DIRECTION: Repeat, exactly and completely, the entries shown underneath.
>> Start PROVIDED RECORDS
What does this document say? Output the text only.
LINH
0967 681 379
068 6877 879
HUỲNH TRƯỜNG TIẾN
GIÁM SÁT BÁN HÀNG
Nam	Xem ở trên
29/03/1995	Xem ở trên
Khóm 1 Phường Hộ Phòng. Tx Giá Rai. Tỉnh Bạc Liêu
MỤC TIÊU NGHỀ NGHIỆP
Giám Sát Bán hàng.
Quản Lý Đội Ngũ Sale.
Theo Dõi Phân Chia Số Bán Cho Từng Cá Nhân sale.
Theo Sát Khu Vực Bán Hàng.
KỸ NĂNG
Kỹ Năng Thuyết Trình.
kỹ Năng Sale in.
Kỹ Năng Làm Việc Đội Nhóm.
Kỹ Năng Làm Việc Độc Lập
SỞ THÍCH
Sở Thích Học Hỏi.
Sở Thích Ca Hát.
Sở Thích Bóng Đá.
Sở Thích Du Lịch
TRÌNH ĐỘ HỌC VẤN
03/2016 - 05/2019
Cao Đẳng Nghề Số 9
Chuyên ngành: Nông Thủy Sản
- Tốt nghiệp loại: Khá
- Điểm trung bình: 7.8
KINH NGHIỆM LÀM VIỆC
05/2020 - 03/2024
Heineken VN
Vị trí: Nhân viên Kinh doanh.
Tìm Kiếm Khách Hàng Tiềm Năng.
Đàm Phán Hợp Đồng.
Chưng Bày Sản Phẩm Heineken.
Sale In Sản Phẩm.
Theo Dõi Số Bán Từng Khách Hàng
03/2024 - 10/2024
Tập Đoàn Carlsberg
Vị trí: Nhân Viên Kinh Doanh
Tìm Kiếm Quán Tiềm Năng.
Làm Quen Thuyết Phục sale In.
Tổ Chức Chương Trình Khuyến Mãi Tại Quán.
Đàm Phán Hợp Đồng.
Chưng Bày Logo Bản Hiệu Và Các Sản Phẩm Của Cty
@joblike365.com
>> End PROVIDED RECORDS
PROBLEM SOLUTION:
What does this document say? Output the text only.
LINH
0967 681 379
068 6877 879
HUỲNH TRƯỜNG TIẾN
GIÁM SÁT BÁN HÀNG
Nam	Xem ở trên
29/03/1995	Xem ở trên
Khóm 1 Phường Hộ Phòng. Tx Giá Rai. Tỉnh Bạc Liêu
MỤC TIÊU NGHỀ NGHIỆP
Giám Sát Bán hàng.
Quản Lý Đội Ngũ Sale.
Theo Dõi Phân Chia Số Bán Cho Từng Cá Nhân sale.
Theo Sát Khu Vực Bán Hàng.
KỸ NĂNG
Kỹ Năng Thuyết Trình.
kỹ Năng Sale in.
Kỹ Năng Làm Việc Đội Nhóm.
Kỹ Năng Làm Việc Độc Lập
SỞ THÍCH
Sở Thích Học Hỏi.
Sở Thích Ca Hát.
Sở Thích Bóng Đá.
Sở Thích Du Lịch
TRÌNH ĐỘ HỌC VẤN
03/2016 - 05/2019
Cao Đẳng Nghề Số 9
Chuyên ngành: Nông Thủy Sản
- Tốt nghiệp loại: Khá
- Điểm trung bình: 7.8
KINH NGHIỆM LÀM VIỆC
05/2020 - 03/2024
Heineken VN
Vị trí: Nhân viên Kinh doanh.
Tìm Kiếm Khách Hàng Tiềm Năng.
Đàm Phán Hợp Đồng.
Chưng Bày Sản Phẩm Heineken.
Sale In Sản Phẩm.
Theo Dõi Số Bán Từng Khách Hàng
03/2024 - 10/2024
Tập Đoàn Carlsberg
Vị trí: Nhân Viên Kinh Doanh
Tìm Kiếm Quán Tiềm Năng.
Làm Quen Thuyết Phục sale In.
Tổ Chức Chương Trình Khuyến Mãi Tại Quán.
Đàm Phán Hợp Đồng.
Chưng Bày Logo Bản Hiệu Và Các Sản Phẩm Của Cty
@joblike365.com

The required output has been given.